Requirement
Set out every line bearing the string "advice".

Saved entries
— start —

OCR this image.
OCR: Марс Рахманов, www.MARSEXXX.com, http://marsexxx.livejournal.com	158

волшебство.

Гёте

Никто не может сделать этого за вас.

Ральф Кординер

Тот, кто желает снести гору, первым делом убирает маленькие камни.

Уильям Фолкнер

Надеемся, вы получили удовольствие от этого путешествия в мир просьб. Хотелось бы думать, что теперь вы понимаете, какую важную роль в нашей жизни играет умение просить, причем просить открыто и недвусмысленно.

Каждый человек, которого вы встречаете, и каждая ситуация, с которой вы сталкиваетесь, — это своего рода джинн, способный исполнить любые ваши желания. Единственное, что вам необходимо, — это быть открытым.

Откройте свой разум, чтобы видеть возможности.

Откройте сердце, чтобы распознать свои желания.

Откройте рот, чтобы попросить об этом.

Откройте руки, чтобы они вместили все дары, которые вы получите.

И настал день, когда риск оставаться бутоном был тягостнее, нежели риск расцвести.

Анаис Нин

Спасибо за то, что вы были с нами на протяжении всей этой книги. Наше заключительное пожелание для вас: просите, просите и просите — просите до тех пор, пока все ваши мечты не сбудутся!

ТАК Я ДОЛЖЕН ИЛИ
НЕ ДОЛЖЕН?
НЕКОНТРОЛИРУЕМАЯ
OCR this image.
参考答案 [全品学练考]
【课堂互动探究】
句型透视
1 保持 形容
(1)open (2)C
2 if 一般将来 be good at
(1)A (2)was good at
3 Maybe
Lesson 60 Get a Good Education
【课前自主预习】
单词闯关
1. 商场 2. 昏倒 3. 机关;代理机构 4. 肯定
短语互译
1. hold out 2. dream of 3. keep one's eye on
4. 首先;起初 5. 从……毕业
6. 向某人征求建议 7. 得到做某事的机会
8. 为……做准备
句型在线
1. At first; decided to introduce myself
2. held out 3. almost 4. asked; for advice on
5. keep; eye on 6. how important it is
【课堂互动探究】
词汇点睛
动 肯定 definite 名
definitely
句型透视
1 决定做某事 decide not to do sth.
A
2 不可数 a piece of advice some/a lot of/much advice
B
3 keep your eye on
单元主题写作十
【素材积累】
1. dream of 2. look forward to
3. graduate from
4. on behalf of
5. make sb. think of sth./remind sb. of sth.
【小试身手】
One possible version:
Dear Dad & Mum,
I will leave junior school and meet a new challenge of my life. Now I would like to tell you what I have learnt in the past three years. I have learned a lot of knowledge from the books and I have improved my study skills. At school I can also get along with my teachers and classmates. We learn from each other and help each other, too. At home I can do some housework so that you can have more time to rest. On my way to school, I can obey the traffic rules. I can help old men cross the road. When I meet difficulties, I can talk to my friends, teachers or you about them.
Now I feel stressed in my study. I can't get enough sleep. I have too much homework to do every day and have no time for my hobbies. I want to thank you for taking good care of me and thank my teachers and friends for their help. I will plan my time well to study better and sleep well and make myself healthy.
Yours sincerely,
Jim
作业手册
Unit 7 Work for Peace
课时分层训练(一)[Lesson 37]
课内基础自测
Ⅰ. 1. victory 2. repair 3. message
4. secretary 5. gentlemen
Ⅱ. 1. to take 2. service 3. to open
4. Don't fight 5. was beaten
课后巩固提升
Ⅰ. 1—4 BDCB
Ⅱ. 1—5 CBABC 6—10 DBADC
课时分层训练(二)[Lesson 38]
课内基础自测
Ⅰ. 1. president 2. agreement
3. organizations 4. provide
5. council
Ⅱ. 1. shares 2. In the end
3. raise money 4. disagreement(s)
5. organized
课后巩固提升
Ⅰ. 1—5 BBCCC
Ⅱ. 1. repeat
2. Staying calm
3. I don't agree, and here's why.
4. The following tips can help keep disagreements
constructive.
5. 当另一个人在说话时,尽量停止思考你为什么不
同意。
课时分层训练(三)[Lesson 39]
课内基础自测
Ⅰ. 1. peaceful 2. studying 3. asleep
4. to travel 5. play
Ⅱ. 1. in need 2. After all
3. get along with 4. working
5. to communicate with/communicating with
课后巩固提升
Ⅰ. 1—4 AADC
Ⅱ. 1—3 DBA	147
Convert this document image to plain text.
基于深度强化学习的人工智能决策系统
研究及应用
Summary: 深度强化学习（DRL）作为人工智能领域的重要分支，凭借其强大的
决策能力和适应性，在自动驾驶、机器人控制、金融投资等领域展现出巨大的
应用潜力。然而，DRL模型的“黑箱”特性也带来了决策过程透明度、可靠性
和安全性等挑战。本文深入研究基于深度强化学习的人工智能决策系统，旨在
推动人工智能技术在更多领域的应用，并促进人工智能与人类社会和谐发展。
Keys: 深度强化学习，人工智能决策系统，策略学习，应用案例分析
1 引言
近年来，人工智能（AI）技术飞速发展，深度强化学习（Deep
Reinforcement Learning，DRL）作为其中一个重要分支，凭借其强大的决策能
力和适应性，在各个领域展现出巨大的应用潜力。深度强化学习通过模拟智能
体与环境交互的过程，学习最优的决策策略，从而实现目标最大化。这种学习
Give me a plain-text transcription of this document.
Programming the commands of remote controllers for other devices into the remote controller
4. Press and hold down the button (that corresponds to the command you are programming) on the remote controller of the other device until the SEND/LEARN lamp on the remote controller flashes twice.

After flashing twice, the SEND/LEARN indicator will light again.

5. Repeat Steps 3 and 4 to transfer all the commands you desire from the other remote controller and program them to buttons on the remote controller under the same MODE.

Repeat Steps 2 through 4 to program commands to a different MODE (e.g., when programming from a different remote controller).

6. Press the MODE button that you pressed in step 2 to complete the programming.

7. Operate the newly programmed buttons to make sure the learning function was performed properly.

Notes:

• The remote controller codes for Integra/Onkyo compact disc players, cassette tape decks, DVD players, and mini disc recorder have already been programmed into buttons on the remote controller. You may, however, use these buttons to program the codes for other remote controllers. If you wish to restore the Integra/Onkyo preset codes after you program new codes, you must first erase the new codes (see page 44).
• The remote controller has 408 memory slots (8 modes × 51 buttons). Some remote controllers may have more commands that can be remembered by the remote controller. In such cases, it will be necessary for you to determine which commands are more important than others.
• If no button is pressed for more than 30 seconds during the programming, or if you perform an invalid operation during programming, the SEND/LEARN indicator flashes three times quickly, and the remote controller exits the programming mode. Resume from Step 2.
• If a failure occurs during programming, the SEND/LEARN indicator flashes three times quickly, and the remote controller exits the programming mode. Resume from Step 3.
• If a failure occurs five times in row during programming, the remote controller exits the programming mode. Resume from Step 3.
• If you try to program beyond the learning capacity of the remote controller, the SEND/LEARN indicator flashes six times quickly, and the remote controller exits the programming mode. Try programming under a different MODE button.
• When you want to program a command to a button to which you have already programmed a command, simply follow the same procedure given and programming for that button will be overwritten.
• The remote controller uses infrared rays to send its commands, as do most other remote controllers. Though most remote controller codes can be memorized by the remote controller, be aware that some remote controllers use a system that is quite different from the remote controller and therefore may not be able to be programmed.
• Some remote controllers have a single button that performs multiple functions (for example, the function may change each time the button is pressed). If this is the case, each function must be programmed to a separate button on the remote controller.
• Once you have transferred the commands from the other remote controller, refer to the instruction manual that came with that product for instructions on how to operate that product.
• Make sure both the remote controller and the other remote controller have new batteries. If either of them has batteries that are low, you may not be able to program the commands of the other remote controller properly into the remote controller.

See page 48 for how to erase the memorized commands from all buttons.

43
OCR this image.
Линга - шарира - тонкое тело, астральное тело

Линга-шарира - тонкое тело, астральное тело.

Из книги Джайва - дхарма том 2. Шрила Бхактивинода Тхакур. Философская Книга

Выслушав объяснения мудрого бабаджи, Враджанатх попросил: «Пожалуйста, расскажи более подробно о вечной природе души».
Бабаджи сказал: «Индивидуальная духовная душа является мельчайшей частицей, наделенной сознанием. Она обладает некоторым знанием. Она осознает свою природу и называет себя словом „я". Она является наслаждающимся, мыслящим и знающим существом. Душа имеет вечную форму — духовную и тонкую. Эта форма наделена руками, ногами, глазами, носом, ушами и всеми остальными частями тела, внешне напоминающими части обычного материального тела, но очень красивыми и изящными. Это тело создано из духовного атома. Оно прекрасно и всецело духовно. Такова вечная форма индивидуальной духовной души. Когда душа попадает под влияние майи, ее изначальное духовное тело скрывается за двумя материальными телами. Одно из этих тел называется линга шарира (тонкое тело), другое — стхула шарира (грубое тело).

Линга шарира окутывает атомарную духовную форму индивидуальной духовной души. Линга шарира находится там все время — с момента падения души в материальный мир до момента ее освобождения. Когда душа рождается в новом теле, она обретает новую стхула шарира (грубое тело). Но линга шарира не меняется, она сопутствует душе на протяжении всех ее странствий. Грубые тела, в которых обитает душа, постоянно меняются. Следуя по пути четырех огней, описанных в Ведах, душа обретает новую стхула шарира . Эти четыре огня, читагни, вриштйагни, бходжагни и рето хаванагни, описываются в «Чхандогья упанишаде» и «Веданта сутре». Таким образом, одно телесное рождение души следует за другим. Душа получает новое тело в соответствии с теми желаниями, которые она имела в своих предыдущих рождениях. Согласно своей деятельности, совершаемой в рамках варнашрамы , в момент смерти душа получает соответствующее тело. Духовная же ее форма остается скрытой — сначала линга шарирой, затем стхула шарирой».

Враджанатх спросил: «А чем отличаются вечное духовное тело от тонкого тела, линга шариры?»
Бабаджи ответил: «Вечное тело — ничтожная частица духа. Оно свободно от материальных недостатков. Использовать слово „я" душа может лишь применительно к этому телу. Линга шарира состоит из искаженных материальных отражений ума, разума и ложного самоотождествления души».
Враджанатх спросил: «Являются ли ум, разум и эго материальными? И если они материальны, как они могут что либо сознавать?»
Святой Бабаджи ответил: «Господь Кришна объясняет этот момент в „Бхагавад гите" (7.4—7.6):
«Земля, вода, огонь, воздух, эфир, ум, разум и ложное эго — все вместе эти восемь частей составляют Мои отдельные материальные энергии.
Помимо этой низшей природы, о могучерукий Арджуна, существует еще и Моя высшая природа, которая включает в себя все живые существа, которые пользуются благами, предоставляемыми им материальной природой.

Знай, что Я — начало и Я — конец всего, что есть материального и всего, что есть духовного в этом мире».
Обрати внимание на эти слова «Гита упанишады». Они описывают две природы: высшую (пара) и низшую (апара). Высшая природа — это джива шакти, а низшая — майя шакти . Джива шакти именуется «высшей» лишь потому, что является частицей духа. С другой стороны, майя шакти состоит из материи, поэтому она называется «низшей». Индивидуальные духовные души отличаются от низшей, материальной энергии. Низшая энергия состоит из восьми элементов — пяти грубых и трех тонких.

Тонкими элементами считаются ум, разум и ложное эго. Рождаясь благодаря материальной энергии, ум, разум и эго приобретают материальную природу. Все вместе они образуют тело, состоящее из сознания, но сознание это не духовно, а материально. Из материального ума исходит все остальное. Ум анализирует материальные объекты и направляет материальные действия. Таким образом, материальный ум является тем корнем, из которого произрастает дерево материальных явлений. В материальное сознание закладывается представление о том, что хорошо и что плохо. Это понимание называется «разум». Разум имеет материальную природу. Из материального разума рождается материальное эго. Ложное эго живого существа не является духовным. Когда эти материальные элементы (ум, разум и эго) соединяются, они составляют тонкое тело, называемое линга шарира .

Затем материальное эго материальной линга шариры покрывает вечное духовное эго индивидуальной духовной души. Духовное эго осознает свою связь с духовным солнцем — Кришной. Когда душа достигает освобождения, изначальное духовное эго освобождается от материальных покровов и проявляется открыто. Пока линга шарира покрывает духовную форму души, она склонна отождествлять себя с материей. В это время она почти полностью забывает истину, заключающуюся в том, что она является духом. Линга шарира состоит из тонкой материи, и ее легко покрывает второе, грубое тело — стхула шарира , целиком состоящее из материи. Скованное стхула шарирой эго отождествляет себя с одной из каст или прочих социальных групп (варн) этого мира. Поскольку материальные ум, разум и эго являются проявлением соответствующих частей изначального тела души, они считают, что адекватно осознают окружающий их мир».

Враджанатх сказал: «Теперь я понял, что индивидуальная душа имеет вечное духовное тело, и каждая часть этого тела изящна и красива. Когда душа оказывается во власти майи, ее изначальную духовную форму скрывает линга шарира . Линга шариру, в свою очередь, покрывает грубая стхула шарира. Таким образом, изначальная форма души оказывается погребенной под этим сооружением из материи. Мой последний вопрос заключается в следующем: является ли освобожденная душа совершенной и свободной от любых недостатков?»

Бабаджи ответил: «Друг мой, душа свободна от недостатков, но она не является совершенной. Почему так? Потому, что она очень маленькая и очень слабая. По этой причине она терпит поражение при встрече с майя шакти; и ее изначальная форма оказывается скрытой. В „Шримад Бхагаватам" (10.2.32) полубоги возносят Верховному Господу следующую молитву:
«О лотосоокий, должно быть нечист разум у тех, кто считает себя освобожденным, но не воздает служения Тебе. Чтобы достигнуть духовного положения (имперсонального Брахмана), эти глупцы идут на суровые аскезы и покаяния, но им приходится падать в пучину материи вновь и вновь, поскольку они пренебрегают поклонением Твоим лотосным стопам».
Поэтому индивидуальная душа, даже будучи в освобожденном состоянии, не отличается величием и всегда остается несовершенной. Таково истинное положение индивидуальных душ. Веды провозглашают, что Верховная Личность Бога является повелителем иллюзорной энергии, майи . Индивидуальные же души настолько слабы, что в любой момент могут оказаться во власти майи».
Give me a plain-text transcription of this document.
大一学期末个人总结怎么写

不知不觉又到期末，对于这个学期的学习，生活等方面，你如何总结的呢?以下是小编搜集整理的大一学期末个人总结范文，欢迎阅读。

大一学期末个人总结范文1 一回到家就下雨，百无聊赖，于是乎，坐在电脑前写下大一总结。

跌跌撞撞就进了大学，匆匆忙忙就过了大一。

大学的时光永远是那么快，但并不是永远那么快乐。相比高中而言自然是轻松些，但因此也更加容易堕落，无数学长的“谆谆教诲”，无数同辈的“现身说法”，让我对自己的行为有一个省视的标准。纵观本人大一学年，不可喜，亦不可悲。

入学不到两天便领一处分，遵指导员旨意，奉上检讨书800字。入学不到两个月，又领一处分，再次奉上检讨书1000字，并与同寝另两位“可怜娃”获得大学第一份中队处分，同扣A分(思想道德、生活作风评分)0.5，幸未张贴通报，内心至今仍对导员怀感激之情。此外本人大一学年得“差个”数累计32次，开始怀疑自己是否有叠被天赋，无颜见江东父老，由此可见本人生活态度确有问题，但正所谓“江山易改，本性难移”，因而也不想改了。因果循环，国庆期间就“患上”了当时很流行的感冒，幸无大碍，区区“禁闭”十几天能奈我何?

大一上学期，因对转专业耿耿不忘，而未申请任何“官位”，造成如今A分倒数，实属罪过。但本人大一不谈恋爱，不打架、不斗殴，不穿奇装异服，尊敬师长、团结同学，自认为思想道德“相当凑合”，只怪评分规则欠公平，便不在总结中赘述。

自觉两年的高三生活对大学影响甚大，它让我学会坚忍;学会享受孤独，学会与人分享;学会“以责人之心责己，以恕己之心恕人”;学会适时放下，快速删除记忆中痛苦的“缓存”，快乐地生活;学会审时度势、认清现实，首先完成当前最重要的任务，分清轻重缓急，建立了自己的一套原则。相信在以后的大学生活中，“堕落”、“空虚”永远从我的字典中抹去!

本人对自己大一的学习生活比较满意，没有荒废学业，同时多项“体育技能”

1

— end —

Result of the task
2. held out 3. almost 4. asked; for advice on
2 不可数 a piece of advice some/a lot of/much advice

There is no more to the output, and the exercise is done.